Requirements:
All of the listing below must be repeated word for word. Pictures are the only thing to omit.

--

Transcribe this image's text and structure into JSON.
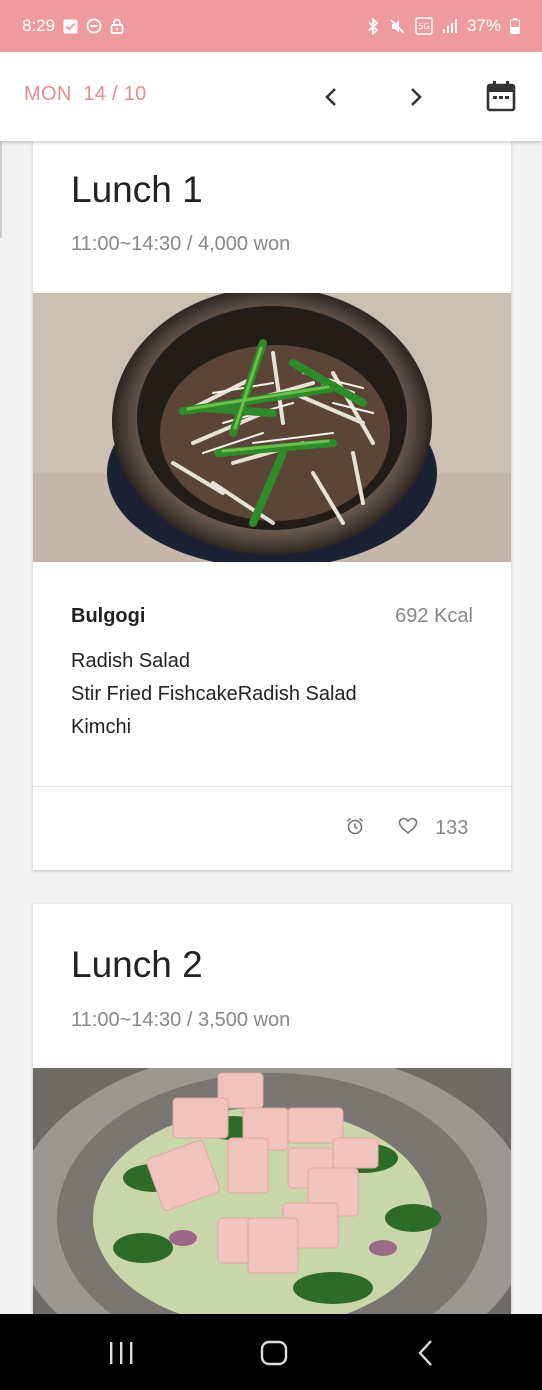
{
  "status_bar": {
    "time": "8:29",
    "battery": "37%",
    "left_icons": [
      "checkbox-icon",
      "do-not-disturb-icon",
      "lock-icon"
    ],
    "right_icons": [
      "bluetooth-icon",
      "mute-icon",
      "5g-lte-icon",
      "signal-icon",
      "battery-icon"
    ]
  },
  "header": {
    "day": "MON",
    "date": "14 / 10",
    "prev_icon": "chevron-left-icon",
    "next_icon": "chevron-right-icon",
    "calendar_icon": "calendar-icon",
    "accent_color": "#e38f94",
    "status_color": "#ee9ba0"
  },
  "menus": [
    {
      "title": "Lunch 1",
      "info": "11:00~14:30 / 4,000 won",
      "photo": "bulgogi-stone-pot-photo",
      "main_dish": "Bulgogi",
      "kcal": "692 Kcal",
      "sides": [
        "Radish Salad",
        "Stir Fried FishcakeRadish Salad",
        "Kimchi"
      ],
      "likes": "133"
    },
    {
      "title": "Lunch 2",
      "info": "11:00~14:30 / 3,500 won",
      "photo": "salad-bowl-photo"
    }
  ],
  "nav_bar": {
    "icons": [
      "recents-icon",
      "home-icon",
      "back-icon"
    ]
  }
}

--

Output for this exercise:
Transcribe this image's text and structure into JSON.
{
  "status_bar": {
    "time": "8:29",
    "battery": "37%",
    "left_icons": [
      "checkbox-icon",
      "do-not-disturb-icon",
      "lock-icon"
    ],
    "right_icons": [
      "bluetooth-icon",
      "mute-icon",
      "5g-lte-icon",
      "signal-icon",
      "battery-icon"
    ]
  },
  "header": {
    "day": "MON",
    "date": "14 / 10",
    "prev_icon": "chevron-left-icon",
    "next_icon": "chevron-right-icon",
    "calendar_icon": "calendar-icon",
    "accent_color": "#e38f94",
    "status_color": "#ee9ba0"
  },
  "menus": [
    {
      "title": "Lunch 1",
      "info": "11:00~14:30 / 4,000 won",
      "photo": "bulgogi-stone-pot-photo",
      "main_dish": "Bulgogi",
      "kcal": "692 Kcal",
      "sides": [
        "Radish Salad",
        "Stir Fried FishcakeRadish Salad",
        "Kimchi"
      ],
      "likes": "133"
    },
    {
      "title": "Lunch 2",
      "info": "11:00~14:30 / 3,500 won",
      "photo": "salad-bowl-photo"
    }
  ],
  "nav_bar": {
    "icons": [
      "recents-icon",
      "home-icon",
      "back-icon"
    ]
  }
}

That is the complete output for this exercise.